> _Problem to solve_: Give all the lines below again, exactly, with no pictures.

> _Data_:
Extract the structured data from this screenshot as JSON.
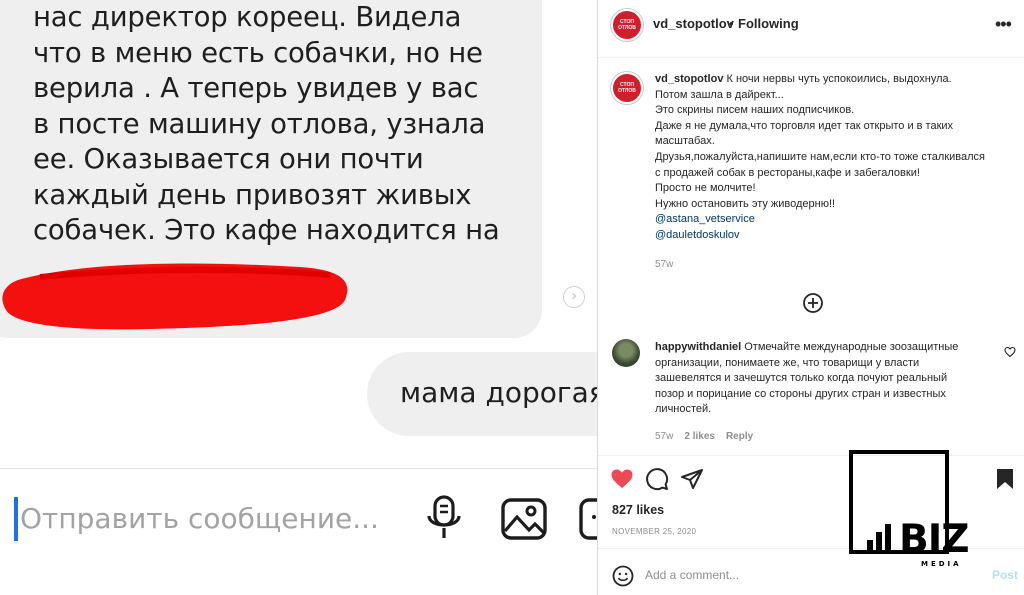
{
  "chat": {
    "incoming_lines": [
      "нас директор кореец. Видела",
      "что в меню есть собачки, но не",
      "верила . А теперь увидев у вас",
      "в посте машину отлова, узнала",
      "ее. Оказывается они почти",
      "каждый день привозят живых",
      "собачек. Это кафе находится на"
    ],
    "outgoing_text": "мама дорогая",
    "composer_placeholder": "Отправить сообщение...",
    "composer_icons": [
      "microphone-icon",
      "image-icon",
      "sticker-icon"
    ]
  },
  "post": {
    "username": "vd_stopotlov",
    "separator": "•",
    "follow_label": "Following",
    "more_icon": "more-horizontal-icon",
    "avatar_text": "СТОП ОТЛОВ",
    "caption_user": "vd_stopotlov",
    "caption_lines": [
      "К ночи нервы чуть успокоились, выдохнула.",
      "Потом зашла в дайрект...",
      "Это скрины писем наших подписчиков.",
      "Даже я не думала,что торговля идет так открыто и в таких",
      "масштабах.",
      "Друзья,пожалуйста,напишите нам,если кто-то тоже сталкивался",
      "с продажей собак в рестораны,кафе и забегаловки!",
      "Просто не молчите!",
      "Нужно остановить эту живодерню!!"
    ],
    "mentions": [
      "@astana_vetservice",
      "@dauletdoskulov"
    ],
    "caption_time": "57w",
    "load_more_icon": "plus-circle-icon",
    "comment": {
      "user": "happywithdaniel",
      "lines": [
        "Отмечайте международные зоозащитные",
        "организации, понимаете же, что товарищи у власти",
        "зашевелятся и зачешутся только когда почуют реальный",
        "позор и порицание со стороны других стран и известных",
        "личностей."
      ],
      "time": "57w",
      "likes": "2 likes",
      "reply": "Reply"
    },
    "likes": "827 likes",
    "date": "NOVEMBER 25, 2020",
    "add_comment_placeholder": "Add a comment...",
    "post_button": "Post",
    "colors": {
      "like": "#ed4956",
      "link": "#00376b",
      "post_disabled": "#b2dffc"
    }
  },
  "watermark": {
    "brand": "BIZ",
    "sub": "MEDIA"
  }
}
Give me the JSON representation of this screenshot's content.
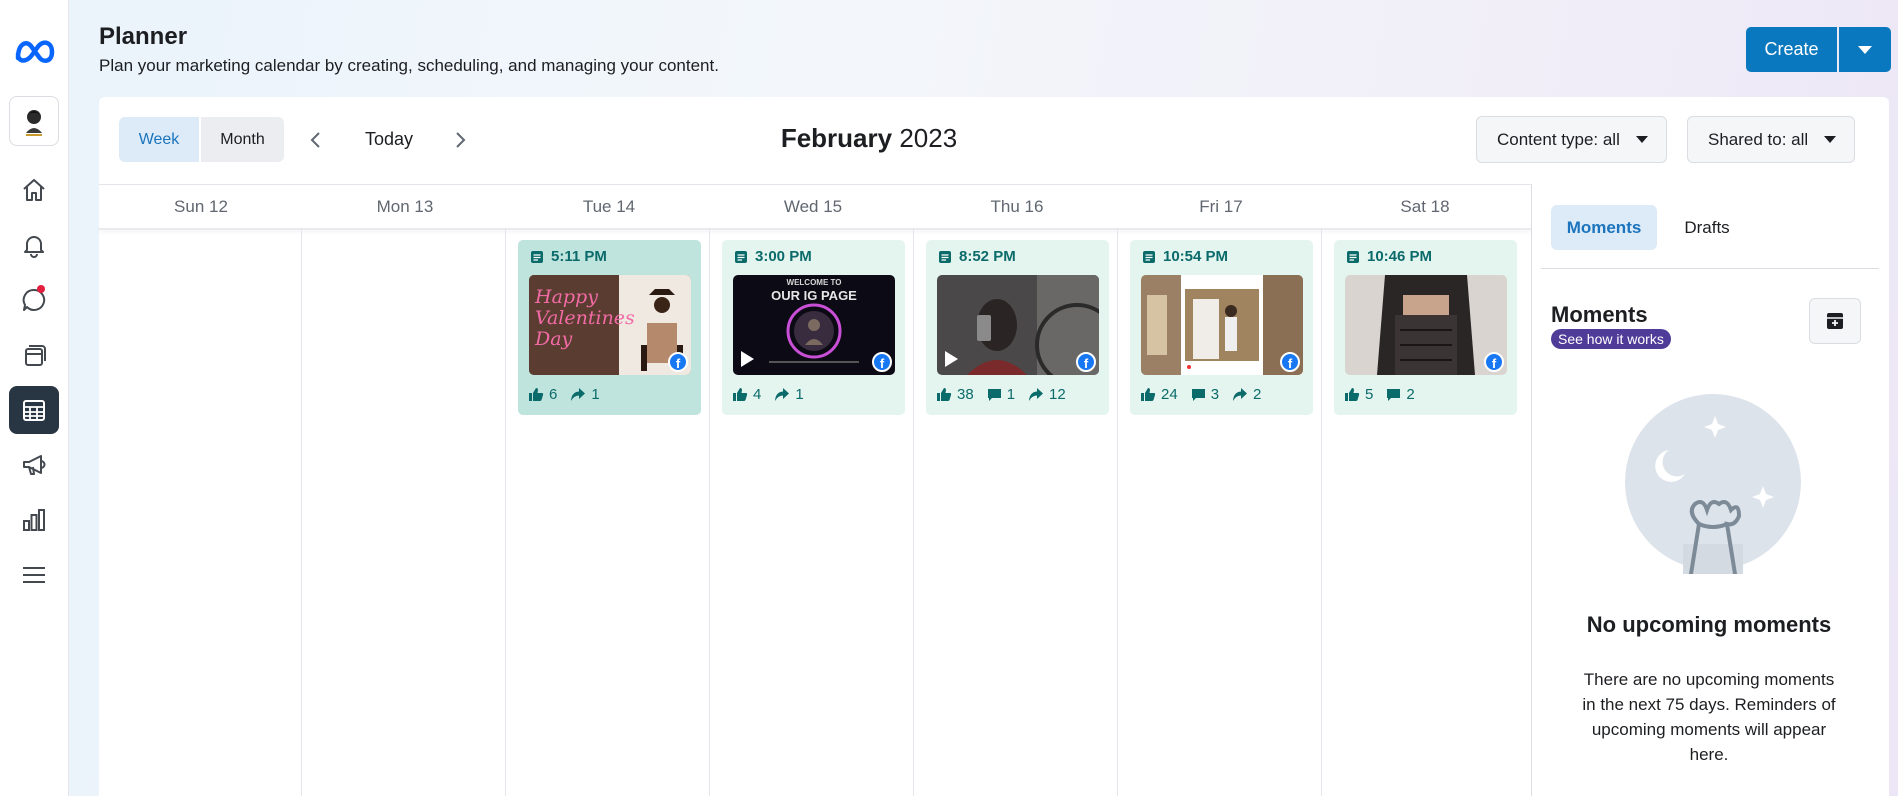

> _Answer to this problem_:
Extract the structured data from this screenshot as JSON.
{
  "chat": {
    "incoming_lines": [
      "нас директор кореец. Видела",
      "что в меню есть собачки, но не",
      "верила . А теперь увидев у вас",
      "в посте машину отлова, узнала",
      "ее. Оказывается они почти",
      "каждый день привозят живых",
      "собачек. Это кафе находится на"
    ],
    "outgoing_text": "мама дорогая",
    "composer_placeholder": "Отправить сообщение...",
    "composer_icons": [
      "microphone-icon",
      "image-icon",
      "sticker-icon"
    ]
  },
  "post": {
    "username": "vd_stopotlov",
    "separator": "•",
    "follow_label": "Following",
    "more_icon": "more-horizontal-icon",
    "avatar_text": "СТОП ОТЛОВ",
    "caption_user": "vd_stopotlov",
    "caption_lines": [
      "К ночи нервы чуть успокоились, выдохнула.",
      "Потом зашла в дайрект...",
      "Это скрины писем наших подписчиков.",
      "Даже я не думала,что торговля идет так открыто и в таких",
      "масштабах.",
      "Друзья,пожалуйста,напишите нам,если кто-то тоже сталкивался",
      "с продажей собак в рестораны,кафе и забегаловки!",
      "Просто не молчите!",
      "Нужно остановить эту живодерню!!"
    ],
    "mentions": [
      "@astana_vetservice",
      "@dauletdoskulov"
    ],
    "caption_time": "57w",
    "load_more_icon": "plus-circle-icon",
    "comment": {
      "user": "happywithdaniel",
      "lines": [
        "Отмечайте международные зоозащитные",
        "организации, понимаете же, что товарищи у власти",
        "зашевелятся и зачешутся только когда почуют реальный",
        "позор и порицание со стороны других стран и известных",
        "личностей."
      ],
      "time": "57w",
      "likes": "2 likes",
      "reply": "Reply"
    },
    "likes": "827 likes",
    "date": "NOVEMBER 25, 2020",
    "add_comment_placeholder": "Add a comment...",
    "post_button": "Post",
    "colors": {
      "like": "#ed4956",
      "link": "#00376b",
      "post_disabled": "#b2dffc"
    }
  },
  "watermark": {
    "brand": "BIZ",
    "sub": "MEDIA"
  }
}
Give me the JSON representation of this screenshot's content.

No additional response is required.